Find every line in the records that contains the string "stat" and copy each of those lines in full.

** start **

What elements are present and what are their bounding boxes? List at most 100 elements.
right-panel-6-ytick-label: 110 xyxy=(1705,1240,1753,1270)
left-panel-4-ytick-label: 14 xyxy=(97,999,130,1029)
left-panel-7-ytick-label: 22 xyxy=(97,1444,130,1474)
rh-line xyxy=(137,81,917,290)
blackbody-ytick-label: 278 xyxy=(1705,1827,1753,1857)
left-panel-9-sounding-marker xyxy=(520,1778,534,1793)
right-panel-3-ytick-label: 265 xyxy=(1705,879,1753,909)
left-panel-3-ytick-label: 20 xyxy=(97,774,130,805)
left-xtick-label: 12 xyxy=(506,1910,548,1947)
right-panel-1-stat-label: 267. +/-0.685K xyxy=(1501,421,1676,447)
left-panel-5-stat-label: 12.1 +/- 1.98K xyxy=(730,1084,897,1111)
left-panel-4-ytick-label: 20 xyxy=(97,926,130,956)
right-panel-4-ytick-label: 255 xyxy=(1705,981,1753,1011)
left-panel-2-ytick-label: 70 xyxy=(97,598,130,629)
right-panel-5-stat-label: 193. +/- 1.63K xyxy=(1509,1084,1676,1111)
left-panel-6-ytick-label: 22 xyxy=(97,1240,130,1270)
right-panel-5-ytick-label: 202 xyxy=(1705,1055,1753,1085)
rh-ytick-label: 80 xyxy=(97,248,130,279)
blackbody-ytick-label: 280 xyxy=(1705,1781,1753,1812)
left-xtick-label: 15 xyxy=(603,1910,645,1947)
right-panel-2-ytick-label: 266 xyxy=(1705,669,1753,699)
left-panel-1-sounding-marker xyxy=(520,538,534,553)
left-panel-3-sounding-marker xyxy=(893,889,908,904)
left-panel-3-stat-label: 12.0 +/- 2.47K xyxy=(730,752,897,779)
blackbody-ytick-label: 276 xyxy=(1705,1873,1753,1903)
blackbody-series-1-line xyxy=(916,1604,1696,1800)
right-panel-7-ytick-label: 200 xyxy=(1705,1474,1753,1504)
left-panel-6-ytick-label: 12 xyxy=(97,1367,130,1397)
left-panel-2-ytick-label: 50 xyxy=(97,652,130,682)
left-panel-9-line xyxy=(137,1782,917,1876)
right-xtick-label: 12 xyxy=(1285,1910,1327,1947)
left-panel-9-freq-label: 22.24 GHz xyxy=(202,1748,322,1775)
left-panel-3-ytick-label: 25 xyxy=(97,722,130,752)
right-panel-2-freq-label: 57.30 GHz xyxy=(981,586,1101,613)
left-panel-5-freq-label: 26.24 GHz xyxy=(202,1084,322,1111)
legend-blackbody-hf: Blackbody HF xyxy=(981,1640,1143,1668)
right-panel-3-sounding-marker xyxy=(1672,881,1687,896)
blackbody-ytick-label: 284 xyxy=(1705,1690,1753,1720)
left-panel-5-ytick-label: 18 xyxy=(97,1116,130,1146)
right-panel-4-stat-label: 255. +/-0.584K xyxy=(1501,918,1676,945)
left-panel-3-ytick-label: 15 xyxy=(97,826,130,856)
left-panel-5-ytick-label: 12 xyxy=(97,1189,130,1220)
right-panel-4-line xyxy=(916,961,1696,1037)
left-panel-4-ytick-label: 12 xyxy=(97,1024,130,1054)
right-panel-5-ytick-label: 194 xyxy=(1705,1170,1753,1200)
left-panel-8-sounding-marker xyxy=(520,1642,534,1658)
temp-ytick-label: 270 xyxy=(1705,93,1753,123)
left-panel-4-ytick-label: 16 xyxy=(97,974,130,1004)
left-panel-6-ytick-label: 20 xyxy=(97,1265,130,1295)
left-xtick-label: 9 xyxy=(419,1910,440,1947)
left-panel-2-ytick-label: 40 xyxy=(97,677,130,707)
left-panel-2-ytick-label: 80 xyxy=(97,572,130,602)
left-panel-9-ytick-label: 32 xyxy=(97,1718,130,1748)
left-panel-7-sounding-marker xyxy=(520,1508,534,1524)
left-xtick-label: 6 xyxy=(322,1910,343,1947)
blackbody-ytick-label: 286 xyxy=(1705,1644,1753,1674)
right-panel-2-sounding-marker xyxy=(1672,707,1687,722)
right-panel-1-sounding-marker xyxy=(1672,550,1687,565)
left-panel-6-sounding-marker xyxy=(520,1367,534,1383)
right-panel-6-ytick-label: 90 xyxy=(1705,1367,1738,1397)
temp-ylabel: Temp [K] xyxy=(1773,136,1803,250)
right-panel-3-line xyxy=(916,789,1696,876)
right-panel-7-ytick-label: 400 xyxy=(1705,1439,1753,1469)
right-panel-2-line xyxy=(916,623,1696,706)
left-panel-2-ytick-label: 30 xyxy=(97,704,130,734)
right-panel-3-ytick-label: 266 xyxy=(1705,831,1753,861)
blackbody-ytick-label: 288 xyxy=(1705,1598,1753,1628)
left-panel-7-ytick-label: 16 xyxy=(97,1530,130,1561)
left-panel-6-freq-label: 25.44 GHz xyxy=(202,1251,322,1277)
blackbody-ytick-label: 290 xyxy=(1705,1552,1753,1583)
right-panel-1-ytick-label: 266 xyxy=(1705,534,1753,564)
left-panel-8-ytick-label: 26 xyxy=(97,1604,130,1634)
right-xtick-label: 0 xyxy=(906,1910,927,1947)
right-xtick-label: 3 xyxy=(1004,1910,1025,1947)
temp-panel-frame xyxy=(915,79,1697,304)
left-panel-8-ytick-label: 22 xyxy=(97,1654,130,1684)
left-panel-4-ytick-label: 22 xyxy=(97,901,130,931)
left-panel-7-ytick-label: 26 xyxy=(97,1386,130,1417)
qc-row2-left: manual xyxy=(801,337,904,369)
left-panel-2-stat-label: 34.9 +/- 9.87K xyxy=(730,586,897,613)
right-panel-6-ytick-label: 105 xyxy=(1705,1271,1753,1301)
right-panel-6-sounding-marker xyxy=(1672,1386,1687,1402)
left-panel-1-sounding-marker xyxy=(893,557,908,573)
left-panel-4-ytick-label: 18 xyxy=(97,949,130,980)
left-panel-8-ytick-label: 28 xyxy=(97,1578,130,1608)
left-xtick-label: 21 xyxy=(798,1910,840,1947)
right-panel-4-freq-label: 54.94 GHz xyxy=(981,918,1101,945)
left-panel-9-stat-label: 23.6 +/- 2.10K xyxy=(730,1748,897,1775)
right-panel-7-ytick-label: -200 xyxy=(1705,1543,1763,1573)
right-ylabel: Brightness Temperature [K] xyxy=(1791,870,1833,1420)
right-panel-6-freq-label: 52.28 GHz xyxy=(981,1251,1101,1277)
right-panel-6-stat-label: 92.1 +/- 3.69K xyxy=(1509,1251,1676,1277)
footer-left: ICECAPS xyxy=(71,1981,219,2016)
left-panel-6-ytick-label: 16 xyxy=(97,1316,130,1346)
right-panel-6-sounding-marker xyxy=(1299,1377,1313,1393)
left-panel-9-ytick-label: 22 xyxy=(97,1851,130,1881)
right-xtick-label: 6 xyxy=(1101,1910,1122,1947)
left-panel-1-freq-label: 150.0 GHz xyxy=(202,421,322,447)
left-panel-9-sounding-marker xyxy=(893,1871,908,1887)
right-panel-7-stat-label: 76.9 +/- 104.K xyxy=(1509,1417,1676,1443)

** end **

Task output:
right-panel-1-stat-label: 267. +/-0.685K xyxy=(1501,421,1676,447)
left-panel-5-stat-label: 12.1 +/- 1.98K xyxy=(730,1084,897,1111)
right-panel-5-stat-label: 193. +/- 1.63K xyxy=(1509,1084,1676,1111)
left-panel-3-stat-label: 12.0 +/- 2.47K xyxy=(730,752,897,779)
right-panel-4-stat-label: 255. +/-0.584K xyxy=(1501,918,1676,945)
left-panel-2-stat-label: 34.9 +/- 9.87K xyxy=(730,586,897,613)
left-panel-9-stat-label: 23.6 +/- 2.10K xyxy=(730,1748,897,1775)
right-panel-6-stat-label: 92.1 +/- 3.69K xyxy=(1509,1251,1676,1277)
right-panel-7-stat-label: 76.9 +/- 104.K xyxy=(1509,1417,1676,1443)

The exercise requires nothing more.